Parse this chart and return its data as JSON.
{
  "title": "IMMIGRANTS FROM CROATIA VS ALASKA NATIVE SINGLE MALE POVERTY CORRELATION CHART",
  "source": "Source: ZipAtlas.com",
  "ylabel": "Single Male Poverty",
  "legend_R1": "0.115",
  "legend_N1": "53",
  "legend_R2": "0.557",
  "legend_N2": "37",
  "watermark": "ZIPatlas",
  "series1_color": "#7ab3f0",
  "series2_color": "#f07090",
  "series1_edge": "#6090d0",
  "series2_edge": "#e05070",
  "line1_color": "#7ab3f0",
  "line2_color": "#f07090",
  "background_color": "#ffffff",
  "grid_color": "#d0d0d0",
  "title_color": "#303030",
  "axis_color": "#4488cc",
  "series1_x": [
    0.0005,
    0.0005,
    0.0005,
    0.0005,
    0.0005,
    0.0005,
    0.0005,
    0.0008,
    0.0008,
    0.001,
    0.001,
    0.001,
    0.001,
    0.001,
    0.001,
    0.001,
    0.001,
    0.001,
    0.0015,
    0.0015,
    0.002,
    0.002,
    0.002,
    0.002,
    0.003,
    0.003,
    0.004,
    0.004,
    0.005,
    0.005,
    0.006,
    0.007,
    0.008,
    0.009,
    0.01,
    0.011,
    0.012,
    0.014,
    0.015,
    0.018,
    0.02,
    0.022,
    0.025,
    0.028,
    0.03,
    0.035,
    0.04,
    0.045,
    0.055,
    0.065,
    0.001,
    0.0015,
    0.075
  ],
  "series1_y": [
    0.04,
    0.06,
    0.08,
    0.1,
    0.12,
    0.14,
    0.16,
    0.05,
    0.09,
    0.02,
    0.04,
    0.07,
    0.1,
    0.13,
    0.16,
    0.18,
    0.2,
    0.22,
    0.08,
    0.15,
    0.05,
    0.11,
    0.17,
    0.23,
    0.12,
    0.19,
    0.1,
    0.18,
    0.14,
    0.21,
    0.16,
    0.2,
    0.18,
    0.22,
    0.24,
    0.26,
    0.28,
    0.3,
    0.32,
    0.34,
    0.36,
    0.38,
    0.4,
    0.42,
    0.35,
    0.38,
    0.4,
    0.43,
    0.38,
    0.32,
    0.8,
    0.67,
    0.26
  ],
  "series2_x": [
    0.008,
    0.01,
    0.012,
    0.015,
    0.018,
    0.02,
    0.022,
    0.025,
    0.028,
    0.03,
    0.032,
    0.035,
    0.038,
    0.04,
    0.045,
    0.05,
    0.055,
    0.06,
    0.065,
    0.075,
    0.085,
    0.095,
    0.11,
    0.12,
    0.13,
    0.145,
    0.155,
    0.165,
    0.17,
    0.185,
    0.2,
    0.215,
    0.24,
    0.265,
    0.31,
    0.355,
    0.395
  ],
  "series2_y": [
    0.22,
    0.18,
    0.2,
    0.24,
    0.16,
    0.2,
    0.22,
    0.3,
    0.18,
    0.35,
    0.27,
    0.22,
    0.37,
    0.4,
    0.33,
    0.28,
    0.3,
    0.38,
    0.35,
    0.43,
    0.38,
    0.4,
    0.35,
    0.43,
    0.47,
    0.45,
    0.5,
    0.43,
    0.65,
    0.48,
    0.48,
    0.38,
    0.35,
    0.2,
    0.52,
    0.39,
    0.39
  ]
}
____
### TO DO
Type the material above out again, exactly.

### OUTPUT OF THE TASK
Parse this chart and return its data as JSON.
{
  "title": "IMMIGRANTS FROM CROATIA VS ALASKA NATIVE SINGLE MALE POVERTY CORRELATION CHART",
  "source": "Source: ZipAtlas.com",
  "ylabel": "Single Male Poverty",
  "legend_R1": "0.115",
  "legend_N1": "53",
  "legend_R2": "0.557",
  "legend_N2": "37",
  "watermark": "ZIPatlas",
  "series1_color": "#7ab3f0",
  "series2_color": "#f07090",
  "series1_edge": "#6090d0",
  "series2_edge": "#e05070",
  "line1_color": "#7ab3f0",
  "line2_color": "#f07090",
  "background_color": "#ffffff",
  "grid_color": "#d0d0d0",
  "title_color": "#303030",
  "axis_color": "#4488cc",
  "series1_x": [
    0.0005,
    0.0005,
    0.0005,
    0.0005,
    0.0005,
    0.0005,
    0.0005,
    0.0008,
    0.0008,
    0.001,
    0.001,
    0.001,
    0.001,
    0.001,
    0.001,
    0.001,
    0.001,
    0.001,
    0.0015,
    0.0015,
    0.002,
    0.002,
    0.002,
    0.002,
    0.003,
    0.003,
    0.004,
    0.004,
    0.005,
    0.005,
    0.006,
    0.007,
    0.008,
    0.009,
    0.01,
    0.011,
    0.012,
    0.014,
    0.015,
    0.018,
    0.02,
    0.022,
    0.025,
    0.028,
    0.03,
    0.035,
    0.04,
    0.045,
    0.055,
    0.065,
    0.001,
    0.0015,
    0.075
  ],
  "series1_y": [
    0.04,
    0.06,
    0.08,
    0.1,
    0.12,
    0.14,
    0.16,
    0.05,
    0.09,
    0.02,
    0.04,
    0.07,
    0.1,
    0.13,
    0.16,
    0.18,
    0.2,
    0.22,
    0.08,
    0.15,
    0.05,
    0.11,
    0.17,
    0.23,
    0.12,
    0.19,
    0.1,
    0.18,
    0.14,
    0.21,
    0.16,
    0.2,
    0.18,
    0.22,
    0.24,
    0.26,
    0.28,
    0.3,
    0.32,
    0.34,
    0.36,
    0.38,
    0.4,
    0.42,
    0.35,
    0.38,
    0.4,
    0.43,
    0.38,
    0.32,
    0.8,
    0.67,
    0.26
  ],
  "series2_x": [
    0.008,
    0.01,
    0.012,
    0.015,
    0.018,
    0.02,
    0.022,
    0.025,
    0.028,
    0.03,
    0.032,
    0.035,
    0.038,
    0.04,
    0.045,
    0.05,
    0.055,
    0.06,
    0.065,
    0.075,
    0.085,
    0.095,
    0.11,
    0.12,
    0.13,
    0.145,
    0.155,
    0.165,
    0.17,
    0.185,
    0.2,
    0.215,
    0.24,
    0.265,
    0.31,
    0.355,
    0.395
  ],
  "series2_y": [
    0.22,
    0.18,
    0.2,
    0.24,
    0.16,
    0.2,
    0.22,
    0.3,
    0.18,
    0.35,
    0.27,
    0.22,
    0.37,
    0.4,
    0.33,
    0.28,
    0.3,
    0.38,
    0.35,
    0.43,
    0.38,
    0.4,
    0.35,
    0.43,
    0.47,
    0.45,
    0.5,
    0.43,
    0.65,
    0.48,
    0.48,
    0.38,
    0.35,
    0.2,
    0.52,
    0.39,
    0.39
  ]
}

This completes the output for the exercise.